## begin

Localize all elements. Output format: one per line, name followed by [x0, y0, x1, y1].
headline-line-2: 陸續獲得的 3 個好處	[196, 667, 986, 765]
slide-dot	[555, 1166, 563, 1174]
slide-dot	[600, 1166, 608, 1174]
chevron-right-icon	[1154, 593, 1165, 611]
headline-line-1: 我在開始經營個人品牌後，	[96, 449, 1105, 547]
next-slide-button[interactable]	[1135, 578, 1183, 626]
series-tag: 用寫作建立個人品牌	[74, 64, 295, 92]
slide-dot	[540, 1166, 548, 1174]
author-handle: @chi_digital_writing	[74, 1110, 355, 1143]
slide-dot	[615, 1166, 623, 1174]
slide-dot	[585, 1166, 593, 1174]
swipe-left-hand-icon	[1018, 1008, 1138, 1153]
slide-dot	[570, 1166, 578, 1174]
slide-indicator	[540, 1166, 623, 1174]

## end

Task to carry out:
Please reproduce the listing above line for line, with no changes.

Complete answer:
Localize all elements. Output format: one per line, name followed by [x0, y0, x1, y1].
headline-line-2: 陸續獲得的 3 個好處	[196, 667, 986, 765]
slide-dot	[555, 1166, 563, 1174]
slide-dot	[600, 1166, 608, 1174]
chevron-right-icon	[1154, 593, 1165, 611]
headline-line-1: 我在開始經營個人品牌後，	[96, 449, 1105, 547]
next-slide-button[interactable]	[1135, 578, 1183, 626]
series-tag: 用寫作建立個人品牌	[74, 64, 295, 92]
slide-dot	[540, 1166, 548, 1174]
author-handle: @chi_digital_writing	[74, 1110, 355, 1143]
slide-dot	[615, 1166, 623, 1174]
slide-dot	[585, 1166, 593, 1174]
swipe-left-hand-icon	[1018, 1008, 1138, 1153]
slide-dot	[570, 1166, 578, 1174]
slide-indicator	[540, 1166, 623, 1174]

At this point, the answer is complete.